§ Task goal: Return all lines with the word "this" in them.
>>
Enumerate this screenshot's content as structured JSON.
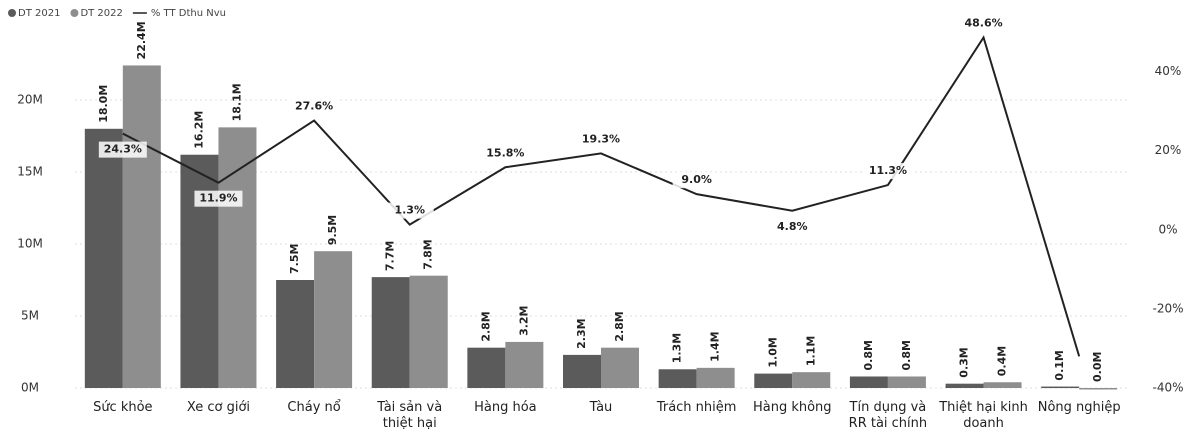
{
  "chart_data": {
    "type": "bar",
    "categories": [
      "Sức khỏe",
      "Xe cơ giới",
      "Cháy nổ",
      "Tài sản và thiệt hại",
      "Hàng hóa",
      "Tàu",
      "Trách nhiệm",
      "Hàng không",
      "Tín dụng và RR tài chính",
      "Thiệt hại kinh doanh",
      "Nông nghiệp"
    ],
    "series": [
      {
        "name": "DT 2021",
        "color": "#5b5b5b",
        "values": [
          18.0,
          16.2,
          7.5,
          7.7,
          2.8,
          2.3,
          1.3,
          1.0,
          0.8,
          0.3,
          0.1
        ],
        "value_labels": [
          "18.0M",
          "16.2M",
          "7.5M",
          "7.7M",
          "2.8M",
          "2.3M",
          "1.3M",
          "1.0M",
          "0.8M",
          "0.3M",
          "0.1M"
        ]
      },
      {
        "name": "DT 2022",
        "color": "#8e8e8e",
        "values": [
          22.4,
          18.1,
          9.5,
          7.8,
          3.2,
          2.8,
          1.4,
          1.1,
          0.8,
          0.4,
          0.0
        ],
        "value_labels": [
          "22.4M",
          "18.1M",
          "9.5M",
          "7.8M",
          "3.2M",
          "2.8M",
          "1.4M",
          "1.1M",
          "0.8M",
          "0.4M",
          "0.0M"
        ]
      },
      {
        "name": "% TT Dthu Nvu",
        "type": "line",
        "axis": "y2",
        "color": "#222222",
        "values": [
          24.3,
          11.9,
          27.6,
          1.3,
          15.8,
          19.3,
          9.0,
          4.8,
          11.3,
          48.6,
          -32
        ],
        "value_labels": [
          "24.3%",
          "11.9%",
          "27.6%",
          "1.3%",
          "15.8%",
          "19.3%",
          "9.0%",
          "4.8%",
          "11.3%",
          "48.6%",
          null
        ]
      }
    ],
    "ylim": [
      0,
      25
    ],
    "yticks": [
      {
        "value": 0,
        "label": "0M"
      },
      {
        "value": 5,
        "label": "5M"
      },
      {
        "value": 10,
        "label": "10M"
      },
      {
        "value": 15,
        "label": "15M"
      },
      {
        "value": 20,
        "label": "20M"
      }
    ],
    "y2lim": [
      -40,
      51
    ],
    "y2ticks": [
      {
        "value": -40,
        "label": "-40%"
      },
      {
        "value": -20,
        "label": "-20%"
      },
      {
        "value": 0,
        "label": "0%"
      },
      {
        "value": 20,
        "label": "20%"
      },
      {
        "value": 40,
        "label": "40%"
      }
    ],
    "grid": true,
    "legend": "top-left"
  }
}
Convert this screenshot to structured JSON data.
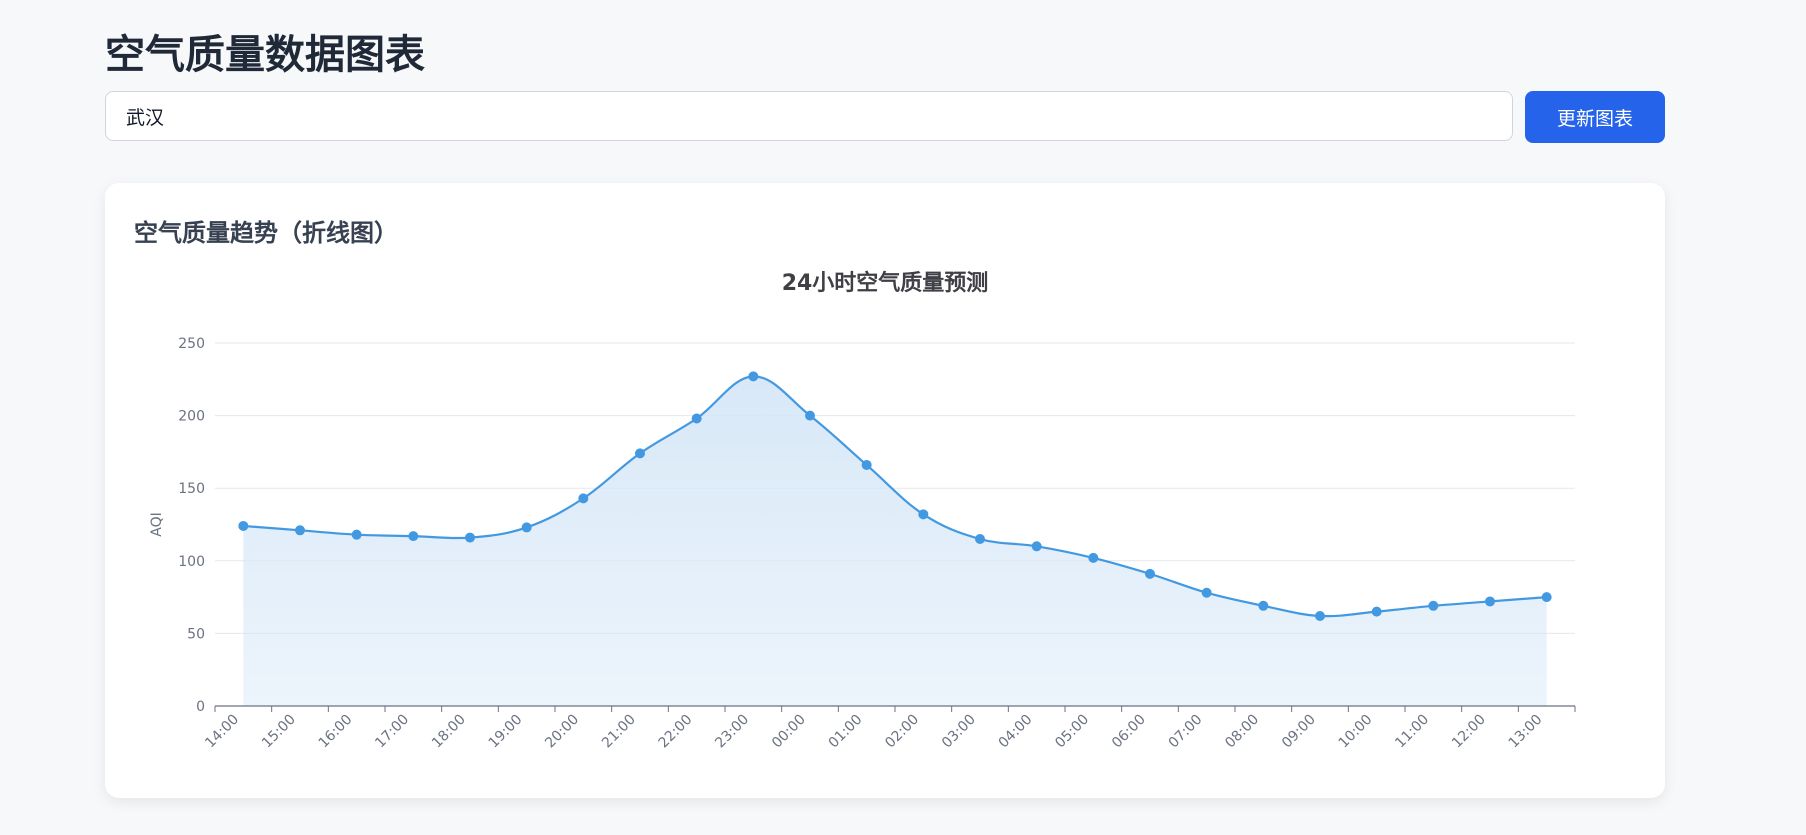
{
  "page": {
    "title": "空气质量数据图表"
  },
  "search": {
    "value": "武汉",
    "button_label": "更新图表"
  },
  "card": {
    "title": "空气质量趋势（折线图）"
  },
  "colors": {
    "accent": "#2563eb",
    "line": "#4299e1",
    "area": "#d6e7f7"
  },
  "chart_data": {
    "type": "line",
    "title": "24小时空气质量预测",
    "xlabel": "",
    "ylabel": "AQI",
    "ylim": [
      0,
      250
    ],
    "yticks": [
      0,
      50,
      100,
      150,
      200,
      250
    ],
    "grid": true,
    "area_fill": true,
    "smooth": true,
    "categories": [
      "14:00",
      "15:00",
      "16:00",
      "17:00",
      "18:00",
      "19:00",
      "20:00",
      "21:00",
      "22:00",
      "23:00",
      "00:00",
      "01:00",
      "02:00",
      "03:00",
      "04:00",
      "05:00",
      "06:00",
      "07:00",
      "08:00",
      "09:00",
      "10:00",
      "11:00",
      "12:00",
      "13:00"
    ],
    "series": [
      {
        "values": [
          124,
          121,
          118,
          117,
          116,
          123,
          143,
          174,
          198,
          227,
          200,
          166,
          132,
          115,
          110,
          102,
          91,
          78,
          69,
          62,
          65,
          69,
          72,
          75
        ]
      }
    ]
  }
}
<<
§ Solution to the problem:
Enumerate this screenshot's content as structured JSON.
Convert this screenshot to structured JSON data.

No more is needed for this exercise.